### Records provided

────────

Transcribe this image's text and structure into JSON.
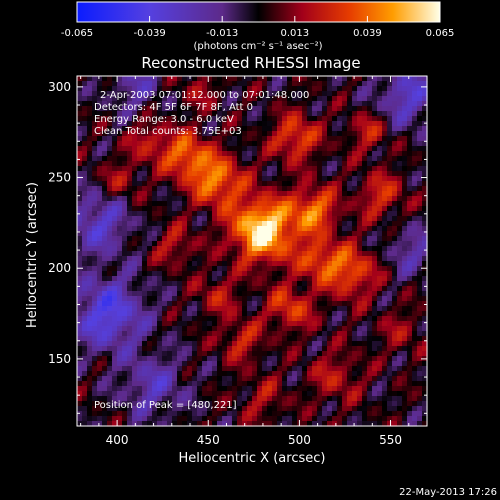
{
  "chart_data": {
    "type": "heatmap",
    "title": "Reconstructed RHESSI Image",
    "xlabel": "Heliocentric X (arcsec)",
    "ylabel": "Heliocentric Y (arcsec)",
    "xlim": [
      378,
      570
    ],
    "ylim": [
      113,
      306
    ],
    "xticks": [
      400,
      450,
      500,
      550
    ],
    "yticks": [
      150,
      200,
      250,
      300
    ],
    "annotations": {
      "time": "2-Apr-2003 07:01:12.000 to 07:01:48.000",
      "detectors": "Detectors: 4F 5F 6F 7F 8F, Att 0",
      "energy": "Energy Range: 3.0 - 6.0 keV",
      "clean": "Clean    Total counts: 3.75E+03",
      "peak": "Position of Peak = [480,221]"
    },
    "peak": [
      480,
      221
    ],
    "colorbar": {
      "min": -0.065,
      "max": 0.065,
      "ticks": [
        "-0.065",
        "-0.039",
        "-0.013",
        "0.013",
        "0.039",
        "0.065"
      ],
      "unit_label": "(photons cm⁻² s⁻¹ asec⁻²)"
    },
    "sources": [
      {
        "x": 480,
        "y": 221,
        "amp": 0.065,
        "w": 12
      },
      {
        "x": 455,
        "y": 248,
        "amp": 0.042,
        "w": 10
      },
      {
        "x": 438,
        "y": 262,
        "amp": 0.038,
        "w": 9
      },
      {
        "x": 508,
        "y": 232,
        "amp": 0.04,
        "w": 9
      },
      {
        "x": 498,
        "y": 272,
        "amp": 0.034,
        "w": 9
      },
      {
        "x": 528,
        "y": 198,
        "amp": 0.036,
        "w": 10
      },
      {
        "x": 510,
        "y": 205,
        "amp": 0.03,
        "w": 8
      },
      {
        "x": 495,
        "y": 178,
        "amp": 0.03,
        "w": 9
      },
      {
        "x": 468,
        "y": 160,
        "amp": 0.024,
        "w": 8
      },
      {
        "x": 455,
        "y": 185,
        "amp": 0.02,
        "w": 8
      },
      {
        "x": 545,
        "y": 240,
        "amp": 0.026,
        "w": 9
      },
      {
        "x": 538,
        "y": 275,
        "amp": 0.022,
        "w": 8
      },
      {
        "x": 418,
        "y": 270,
        "amp": 0.022,
        "w": 8
      },
      {
        "x": 402,
        "y": 248,
        "amp": 0.018,
        "w": 8
      },
      {
        "x": 432,
        "y": 212,
        "amp": 0.02,
        "w": 8
      },
      {
        "x": 520,
        "y": 140,
        "amp": 0.02,
        "w": 10
      },
      {
        "x": 556,
        "y": 165,
        "amp": 0.014,
        "w": 9
      },
      {
        "x": 480,
        "y": 128,
        "amp": 0.016,
        "w": 9
      },
      {
        "x": 445,
        "y": 298,
        "amp": 0.014,
        "w": 8
      },
      {
        "x": 395,
        "y": 175,
        "amp": -0.04,
        "w": 14
      },
      {
        "x": 390,
        "y": 225,
        "amp": -0.03,
        "w": 12
      },
      {
        "x": 420,
        "y": 135,
        "amp": -0.025,
        "w": 12
      },
      {
        "x": 560,
        "y": 295,
        "amp": -0.03,
        "w": 12
      },
      {
        "x": 562,
        "y": 210,
        "amp": -0.02,
        "w": 10
      },
      {
        "x": 410,
        "y": 300,
        "amp": -0.02,
        "w": 10
      }
    ],
    "footer_date": "22-May-2013 17:26"
  }
}
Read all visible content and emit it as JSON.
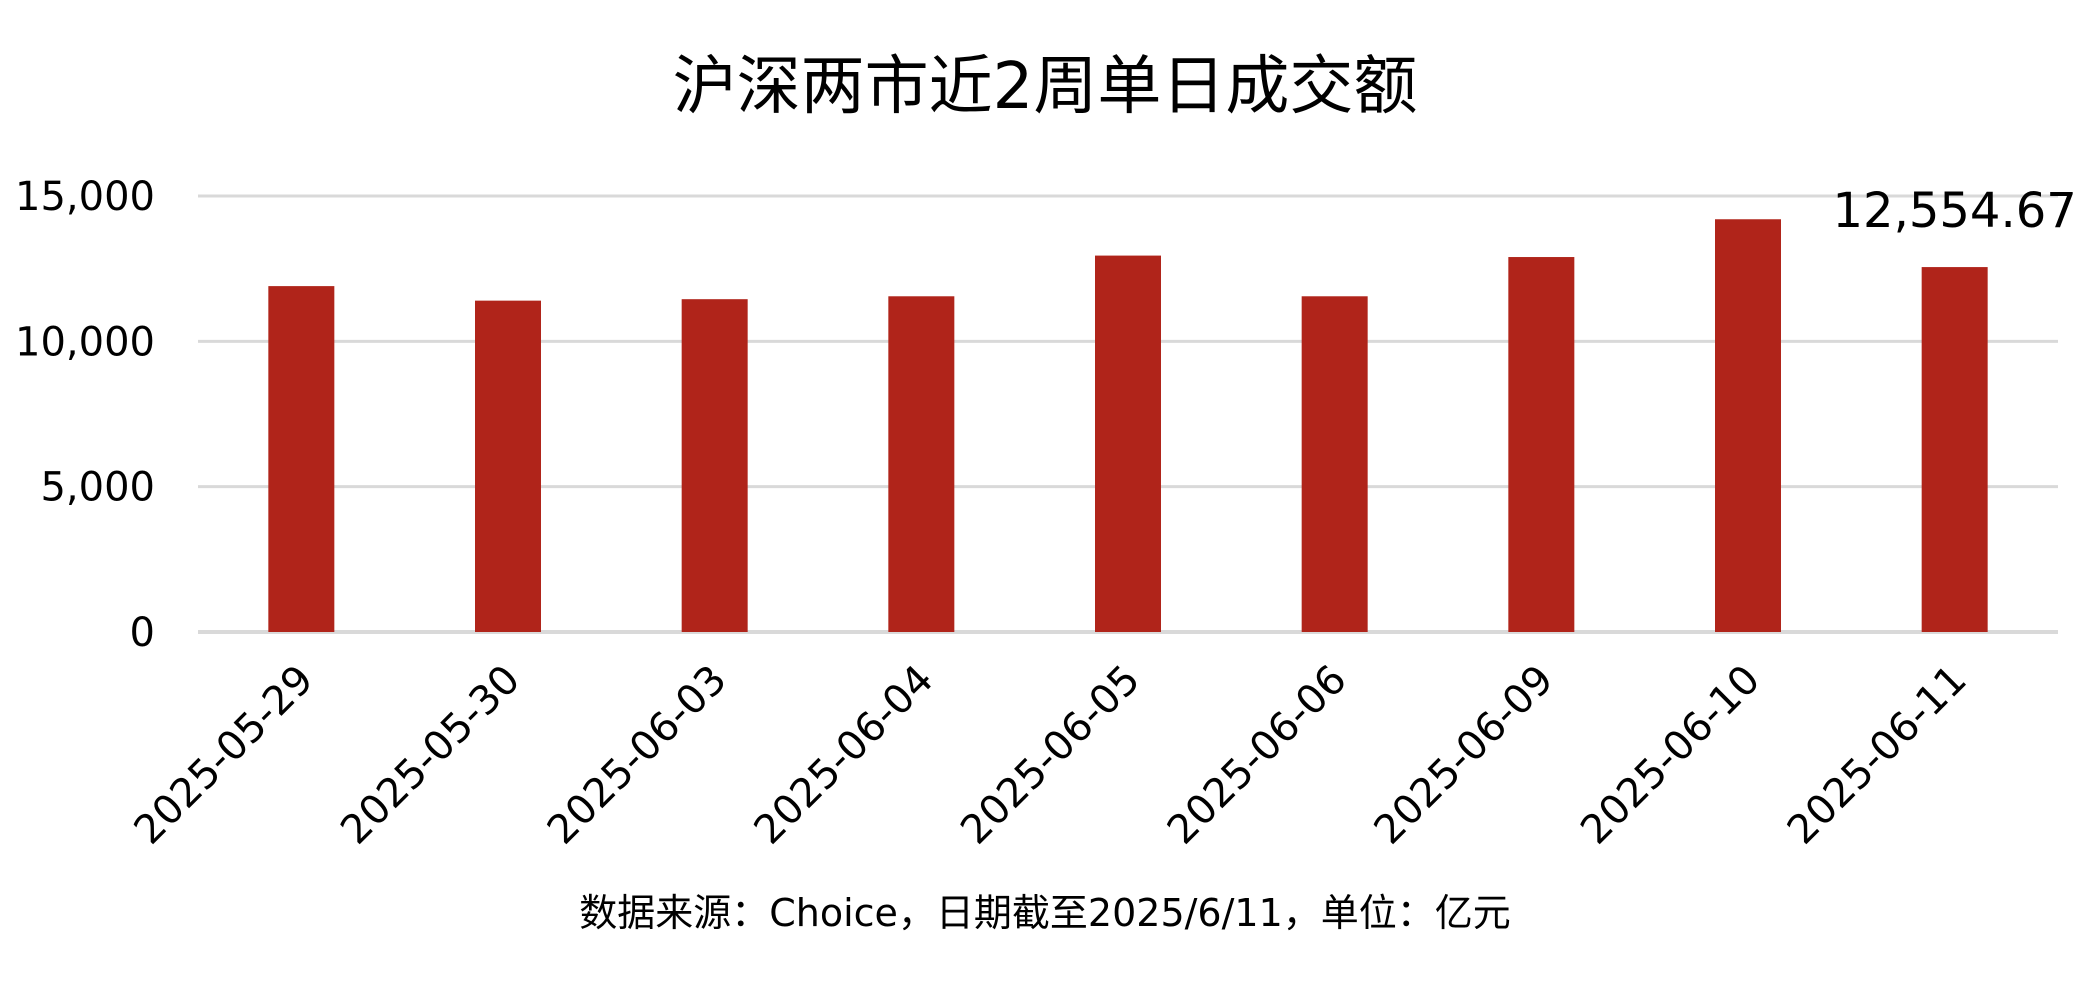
{
  "chart_data": {
    "type": "bar",
    "title": "沪深两市近2周单日成交额",
    "xlabel": "",
    "ylabel": "",
    "categories": [
      "2025-05-29",
      "2025-05-30",
      "2025-06-03",
      "2025-06-04",
      "2025-06-05",
      "2025-06-06",
      "2025-06-09",
      "2025-06-10",
      "2025-06-11"
    ],
    "values": [
      11900,
      11400,
      11450,
      11550,
      12950,
      11550,
      12900,
      14200,
      12554.67
    ],
    "ylim": [
      0,
      15000
    ],
    "yticks": [
      0,
      5000,
      10000,
      15000
    ],
    "ytick_labels": [
      "0",
      "5,000",
      "10,000",
      "15,000"
    ],
    "data_labels": [
      {
        "category": "2025-06-11",
        "text": "12,554.67"
      }
    ],
    "grid": true,
    "legend": "none",
    "bar_color": "#b0241a",
    "gridline_color": "#d9d9d9",
    "note": "数据来源：Choice，日期截至2025/6/11，单位：亿元"
  }
}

────────

### Problem
Keep the pictures out of your copy, and repeat every entry above exactly.

### Response to this exercise
Transcribe this image's text and structure into JSON.
{
  "chart_data": {
    "type": "heatmap",
    "title": "Reconstructed RHESSI Image",
    "xlabel": "Heliocentric X (arcsec)",
    "ylabel": "Heliocentric Y (arcsec)",
    "xlim": [
      378,
      570
    ],
    "ylim": [
      113,
      306
    ],
    "xticks": [
      400,
      450,
      500,
      550
    ],
    "yticks": [
      150,
      200,
      250,
      300
    ],
    "annotations": {
      "time": "2-Apr-2003 07:01:12.000 to 07:01:48.000",
      "detectors": "Detectors: 4F 5F 6F 7F 8F, Att 0",
      "energy": "Energy Range: 3.0 - 6.0 keV",
      "clean": "Clean    Total counts: 3.75E+03",
      "peak": "Position of Peak = [480,221]"
    },
    "peak": [
      480,
      221
    ],
    "colorbar": {
      "min": -0.065,
      "max": 0.065,
      "ticks": [
        "-0.065",
        "-0.039",
        "-0.013",
        "0.013",
        "0.039",
        "0.065"
      ],
      "unit_label": "(photons cm⁻² s⁻¹ asec⁻²)"
    },
    "sources": [
      {
        "x": 480,
        "y": 221,
        "amp": 0.065,
        "w": 12
      },
      {
        "x": 455,
        "y": 248,
        "amp": 0.042,
        "w": 10
      },
      {
        "x": 438,
        "y": 262,
        "amp": 0.038,
        "w": 9
      },
      {
        "x": 508,
        "y": 232,
        "amp": 0.04,
        "w": 9
      },
      {
        "x": 498,
        "y": 272,
        "amp": 0.034,
        "w": 9
      },
      {
        "x": 528,
        "y": 198,
        "amp": 0.036,
        "w": 10
      },
      {
        "x": 510,
        "y": 205,
        "amp": 0.03,
        "w": 8
      },
      {
        "x": 495,
        "y": 178,
        "amp": 0.03,
        "w": 9
      },
      {
        "x": 468,
        "y": 160,
        "amp": 0.024,
        "w": 8
      },
      {
        "x": 455,
        "y": 185,
        "amp": 0.02,
        "w": 8
      },
      {
        "x": 545,
        "y": 240,
        "amp": 0.026,
        "w": 9
      },
      {
        "x": 538,
        "y": 275,
        "amp": 0.022,
        "w": 8
      },
      {
        "x": 418,
        "y": 270,
        "amp": 0.022,
        "w": 8
      },
      {
        "x": 402,
        "y": 248,
        "amp": 0.018,
        "w": 8
      },
      {
        "x": 432,
        "y": 212,
        "amp": 0.02,
        "w": 8
      },
      {
        "x": 520,
        "y": 140,
        "amp": 0.02,
        "w": 10
      },
      {
        "x": 556,
        "y": 165,
        "amp": 0.014,
        "w": 9
      },
      {
        "x": 480,
        "y": 128,
        "amp": 0.016,
        "w": 9
      },
      {
        "x": 445,
        "y": 298,
        "amp": 0.014,
        "w": 8
      },
      {
        "x": 395,
        "y": 175,
        "amp": -0.04,
        "w": 14
      },
      {
        "x": 390,
        "y": 225,
        "amp": -0.03,
        "w": 12
      },
      {
        "x": 420,
        "y": 135,
        "amp": -0.025,
        "w": 12
      },
      {
        "x": 560,
        "y": 295,
        "amp": -0.03,
        "w": 12
      },
      {
        "x": 562,
        "y": 210,
        "amp": -0.02,
        "w": 10
      },
      {
        "x": 410,
        "y": 300,
        "amp": -0.02,
        "w": 10
      }
    ],
    "footer_date": "22-May-2013 17:26"
  }
}
Read all visible content and emit it as JSON.
{
  "chart_data": {
    "type": "bar",
    "title": "沪深两市近2周单日成交额",
    "xlabel": "",
    "ylabel": "",
    "categories": [
      "2025-05-29",
      "2025-05-30",
      "2025-06-03",
      "2025-06-04",
      "2025-06-05",
      "2025-06-06",
      "2025-06-09",
      "2025-06-10",
      "2025-06-11"
    ],
    "values": [
      11900,
      11400,
      11450,
      11550,
      12950,
      11550,
      12900,
      14200,
      12554.67
    ],
    "ylim": [
      0,
      15000
    ],
    "yticks": [
      0,
      5000,
      10000,
      15000
    ],
    "ytick_labels": [
      "0",
      "5,000",
      "10,000",
      "15,000"
    ],
    "data_labels": [
      {
        "category": "2025-06-11",
        "text": "12,554.67"
      }
    ],
    "grid": true,
    "legend": "none",
    "bar_color": "#b0241a",
    "gridline_color": "#d9d9d9",
    "note": "数据来源：Choice，日期截至2025/6/11，单位：亿元"
  }
}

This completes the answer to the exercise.